Tâche demandée 1 — Condensez le paragraphe du texte sur le témoignage de Pierre Durand qui commence par « Pour la première fois », en conservant ses faits principaux.

Texte du document —

__________________________________________________

Comme Léon Zyguel (lire le compte-rendu du mardi 6 janvier 1998), Pierre Durand témoigne également de la vie dans ce camp et notamment des 900 enfants juifs et tziganes que les autres détenus ont cachés, nourris et sauvés. Pierre Durand n'a pas davantage oublié le serment des internés de Buchenwald qu'il a lu en français, le jour de la libération du camp le 11 avril 1945 : " Nous nous sommes jurés de poursuivre tous les responsables de ces crimes et de défendre jusqu'à la fin de notre vie les idéaux de justice, de paix et de liberté.
Pour la première fois, comme le note Me Boulanger, un témoin raconte que lorsque ces enfants juifs et tziganes sont arrivés des camps de Pologne et de Hongrie et qu'on a voulu les conduire à la douche, ils hurlaient car ils pensaient qu'ils allaient être gazés. " Comment savaient-ils? " " Ils le savaient parce que tout le monde le savait dans les camps de concentration. Ils avaient entendu parler du sort tragique réservé à leur peuple " répond simplement Pierre Durand.

__________________________________________________

Données sources —
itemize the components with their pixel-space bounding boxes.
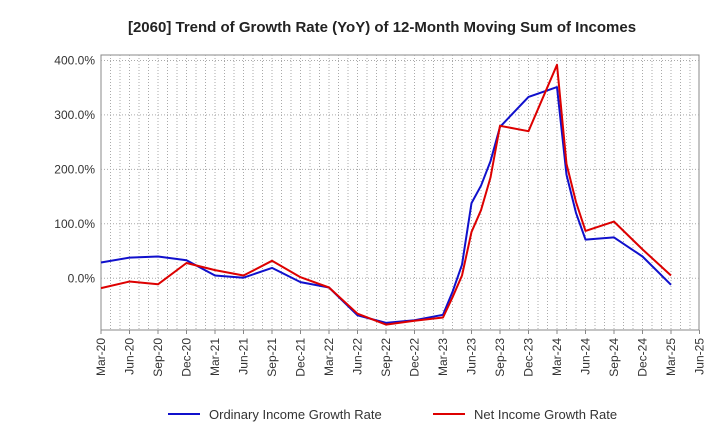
legend-label-1: Ordinary Income Growth Rate (209, 407, 382, 422)
y-tick-label: 400.0% (54, 53, 95, 67)
legend: Ordinary Income Growth Rate Net Income Gr… (168, 407, 617, 422)
y-tick-label: 100.0% (54, 217, 95, 231)
x-tick-label: Jun-23 (465, 338, 479, 375)
x-tick-label: Dec-21 (294, 338, 308, 377)
vertical-grid (110, 55, 691, 330)
x-tick-label: Mar-23 (436, 338, 450, 376)
x-tick-label: Mar-25 (664, 338, 678, 376)
series-line-2 (100, 63, 672, 326)
x-tick-label: Jun-24 (579, 338, 593, 375)
x-tick-label: Jun-21 (237, 338, 251, 375)
legend-label-2: Net Income Growth Rate (474, 407, 617, 422)
x-tick-label: Jun-25 (693, 338, 707, 375)
x-tick-label: Dec-20 (180, 338, 194, 377)
y-tick-label: 300.0% (54, 108, 95, 122)
x-tick-label: Jun-22 (351, 338, 365, 375)
x-tick-label: Mar-21 (208, 338, 222, 376)
x-tick-label: Dec-22 (408, 338, 422, 377)
x-tick-label: Sep-23 (493, 338, 507, 377)
series-layer (100, 63, 672, 326)
y-tick-label: 0.0% (68, 271, 96, 285)
x-tick-label: Dec-23 (522, 338, 536, 377)
chart-title: [2060] Trend of Growth Rate (YoY) of 12-… (128, 19, 636, 36)
x-tick-label: Sep-24 (607, 338, 621, 377)
y-tick-label: 200.0% (54, 162, 95, 176)
x-axis-ticks: Mar-20 Jun-20 Sep-20 Dec-20 Mar-21 Jun-21 Sep-… (94, 330, 707, 377)
series-line-1 (100, 86, 672, 324)
horizontal-grid (101, 59, 699, 279)
x-tick-label: Mar-22 (322, 338, 336, 376)
x-tick-label: Jun-20 (123, 338, 137, 375)
x-tick-label: Sep-20 (151, 338, 165, 377)
x-tick-label: Sep-22 (379, 338, 393, 377)
x-tick-label: Sep-21 (265, 338, 279, 377)
x-tick-label: Dec-24 (636, 338, 650, 377)
x-tick-label: Mar-20 (94, 338, 108, 376)
y-axis-ticks: 0.0% 100.0% 200.0% 300.0% 400.0% (54, 53, 95, 285)
plot-area (100, 54, 700, 331)
x-tick-label: Mar-24 (550, 338, 564, 376)
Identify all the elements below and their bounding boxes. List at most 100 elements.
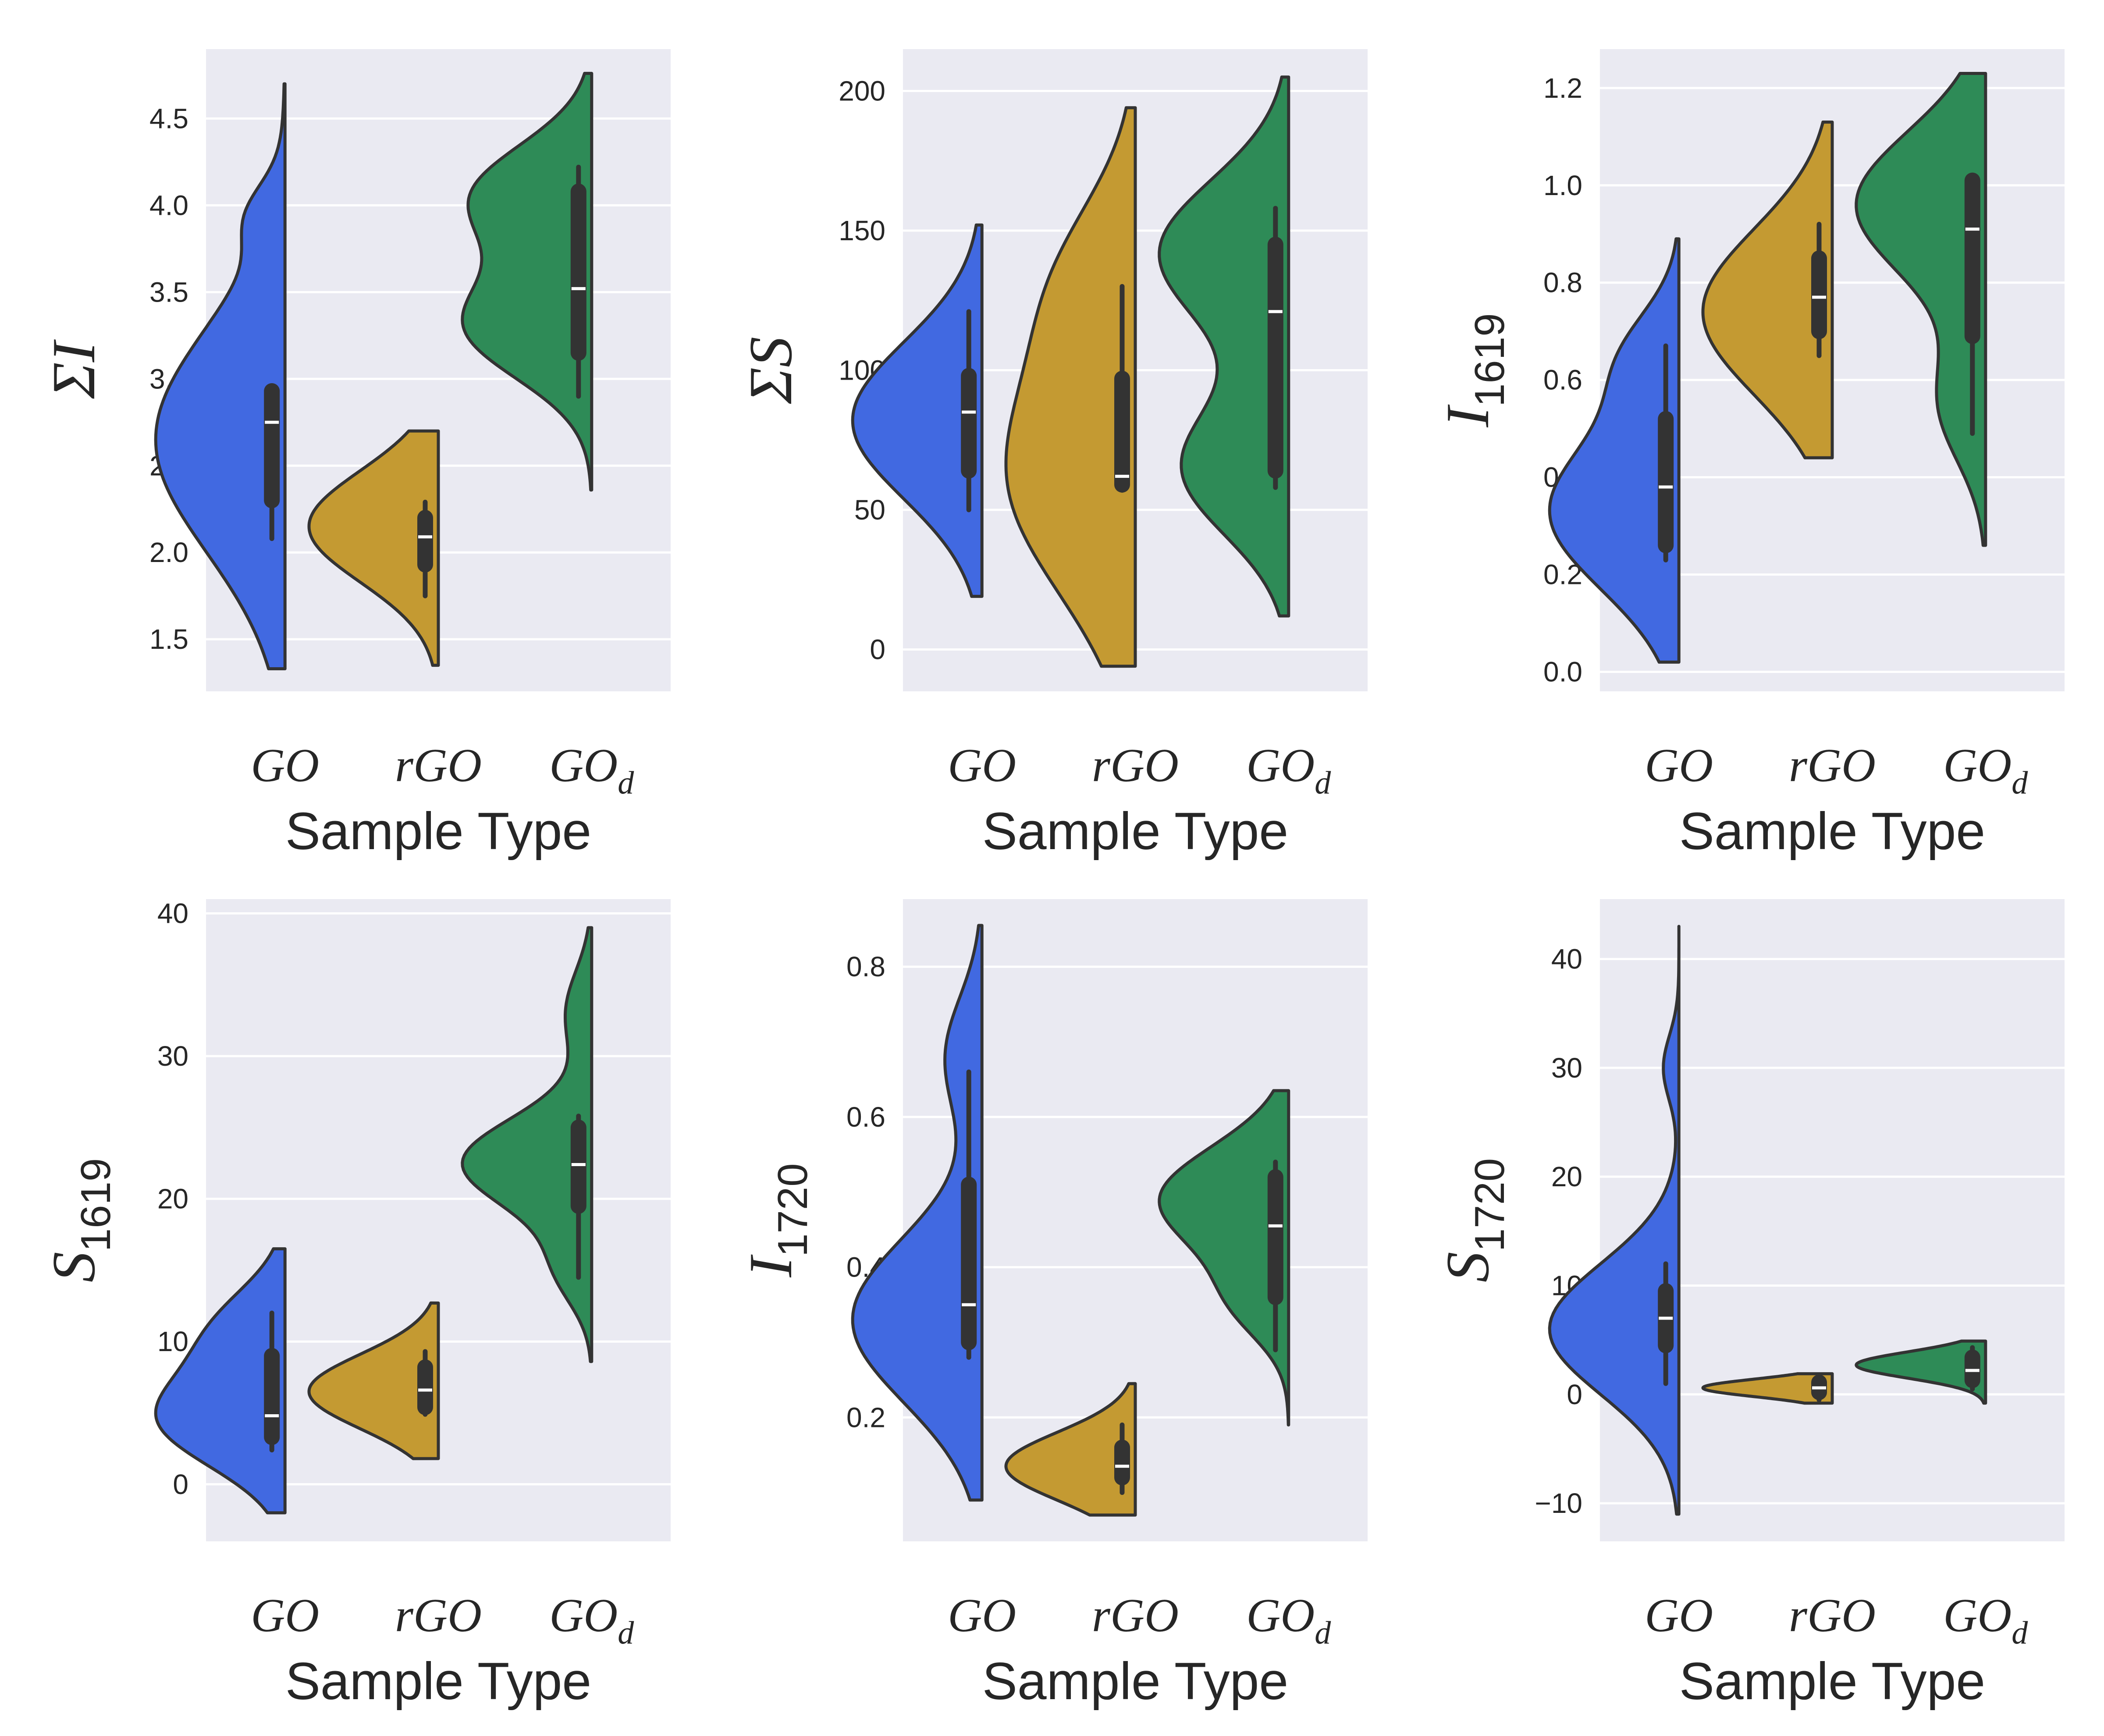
- violin-GOd: [1855, 71, 1987, 547]
- category-name: rGO: [395, 740, 482, 792]
- x-tick-label: GOd: [1246, 1590, 1331, 1651]
- category-subscript: d: [618, 765, 634, 801]
- x-axis-label: Sample Type: [1679, 1652, 1985, 1711]
- y-tick-label: 200: [839, 75, 885, 107]
- category-name: GO: [1246, 1590, 1315, 1642]
- y-tick-label: 0.2: [846, 1402, 885, 1433]
- category-name: GO: [549, 740, 618, 792]
- y-tick-label: 1.5: [149, 623, 188, 655]
- x-tick-label: rGO: [1092, 740, 1179, 792]
- x-axis-label: Sample Type: [1679, 802, 1985, 861]
- y-tick-label: 30: [1551, 1052, 1582, 1084]
- violin-GO: [851, 223, 984, 598]
- x-tick-label: GOd: [1943, 1590, 2028, 1651]
- violin-GOd: [461, 926, 594, 1363]
- y-tick-label: 2.0: [149, 537, 188, 568]
- violin-GOd: [1158, 1089, 1290, 1427]
- x-axis-label: Sample Type: [285, 1652, 591, 1711]
- x-tick-label: rGO: [395, 1590, 482, 1642]
- x-tick-label: GOd: [1943, 740, 2028, 801]
- category-name: GO: [251, 1590, 319, 1642]
- category-subscript: d: [1315, 765, 1331, 801]
- category-subscript: d: [2012, 765, 2028, 801]
- category-name: rGO: [1789, 740, 1876, 792]
- y-tick-label: 0: [1567, 1379, 1582, 1410]
- x-tick-label: GO: [948, 740, 1016, 792]
- violin-rGO: [1701, 120, 1834, 459]
- y-tick-label: 30: [157, 1040, 188, 1072]
- y-tick-label: 0: [173, 1469, 188, 1500]
- violin-GO: [851, 924, 984, 1502]
- y-tick-label: 0.8: [846, 951, 885, 982]
- x-tick-label: rGO: [395, 740, 482, 792]
- x-tick-label: rGO: [1789, 1590, 1876, 1642]
- y-tick-label: 0.8: [1543, 267, 1582, 299]
- y-tick-label: 40: [1551, 943, 1582, 975]
- violin-GO: [1548, 237, 1681, 664]
- x-tick-label: GOd: [1246, 740, 1331, 801]
- x-tick-label: GO: [251, 1590, 319, 1642]
- x-axis-label: Sample Type: [982, 1652, 1288, 1711]
- y-tick-label: 4.0: [149, 189, 188, 221]
- y-label-main: I: [1434, 404, 1502, 428]
- x-tick-label: rGO: [1092, 1590, 1179, 1642]
- category-name: rGO: [1092, 1590, 1179, 1642]
- violin-GO: [1548, 925, 1681, 1516]
- y-tick-label: 40: [157, 898, 188, 929]
- y-label-subscript: 1720: [1466, 1158, 1513, 1252]
- y-axis-label: I1619: [1434, 313, 1513, 427]
- category-name: GO: [1246, 740, 1315, 792]
- y-tick-label: 3.5: [149, 276, 188, 308]
- y-tick-label: 0.0: [1543, 656, 1582, 688]
- violin-GO: [154, 82, 287, 671]
- violin-rGO: [307, 429, 440, 667]
- violin-GOd: [461, 71, 594, 492]
- y-tick-label: 4.5: [149, 103, 188, 134]
- y-tick-label: 10: [157, 1326, 188, 1357]
- violin-GO: [154, 1247, 287, 1515]
- violin-rGO: [307, 1301, 440, 1460]
- violin-rGO: [1004, 106, 1137, 668]
- y-label-subscript: 1720: [769, 1163, 816, 1257]
- x-axis-label: Sample Type: [982, 802, 1288, 861]
- y-tick-label: 0.6: [846, 1101, 885, 1133]
- y-axis-label: S1619: [40, 1158, 119, 1283]
- y-label-main: S: [40, 1252, 108, 1282]
- y-tick-label: 150: [839, 215, 885, 246]
- y-label-main: ΣI: [40, 339, 108, 399]
- y-tick-label: 50: [854, 494, 885, 526]
- y-tick-label: 20: [157, 1183, 188, 1215]
- x-tick-label: GOd: [549, 1590, 634, 1651]
- category-name: GO: [251, 740, 319, 792]
- y-axis-label: S1720: [1434, 1158, 1513, 1283]
- y-tick-label: −10: [1535, 1487, 1582, 1519]
- y-tick-label: 0: [870, 633, 885, 665]
- category-subscript: d: [2012, 1615, 2028, 1651]
- x-tick-label: GOd: [549, 740, 634, 801]
- y-label-main: S: [1434, 1252, 1502, 1282]
- y-axis-label: ΣS: [737, 337, 805, 404]
- category-name: GO: [948, 740, 1016, 792]
- y-label-subscript: 1619: [72, 1158, 119, 1252]
- x-axis-label: Sample Type: [285, 802, 591, 861]
- y-label-main: ΣS: [737, 337, 805, 404]
- category-name: GO: [948, 1590, 1016, 1642]
- y-tick-label: 1.0: [1543, 170, 1582, 201]
- y-label-main: I: [737, 1254, 805, 1278]
- violin-GOd: [1158, 75, 1290, 618]
- category-name: GO: [1645, 740, 1713, 792]
- y-axis-label: I1720: [737, 1163, 816, 1277]
- category-name: GO: [549, 1590, 618, 1642]
- x-tick-label: GO: [948, 1590, 1016, 1642]
- category-name: GO: [1645, 1590, 1713, 1642]
- x-tick-label: GO: [1645, 740, 1713, 792]
- category-name: rGO: [395, 1590, 482, 1642]
- y-tick-label: 1.2: [1543, 72, 1582, 104]
- y-axis-label: ΣI: [40, 339, 108, 399]
- x-tick-label: GO: [1645, 1590, 1713, 1642]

__________________________________________________

Tâche demandée 2 — Recopiez à l'identique, dans les enregistrements, le passage qui va de la ligne contenant « - violin-GOd: [1855, 71, 1987, 547] » jusqu'à la ligne contenant « - category-name: GO: [1246, 1590, 1315, 1642] », ces deux lignes comprises.

Solution proposée 1 — Comme le note Me Boulanger, un témoin raconte pour la première fois que des enfants juifs et tziganes arrivés des camps de Pologne et de Hongrie hurlaient quand on voulait les conduire à la douche, car ils croyaient qu'on allait les gazer. On lui demande comment ils le savaient. Pierre Durand répond que tout le monde le savait dans les camps de concentration et qu'ils avaient entendu parler du sort tragique réservé à leur peuple.

Solution proposée 2 —
- violin-GOd: [1855, 71, 1987, 547]
- category-name: rGO: [395, 740, 482, 792]
- x-tick-label: GOd: [1246, 1590, 1331, 1651]
- category-subscript: d: [618, 765, 634, 801]
- x-axis-label: Sample Type: [1679, 1652, 1985, 1711]
- y-tick-label: 200: [839, 75, 885, 107]
- category-name: GO: [1246, 1590, 1315, 1642]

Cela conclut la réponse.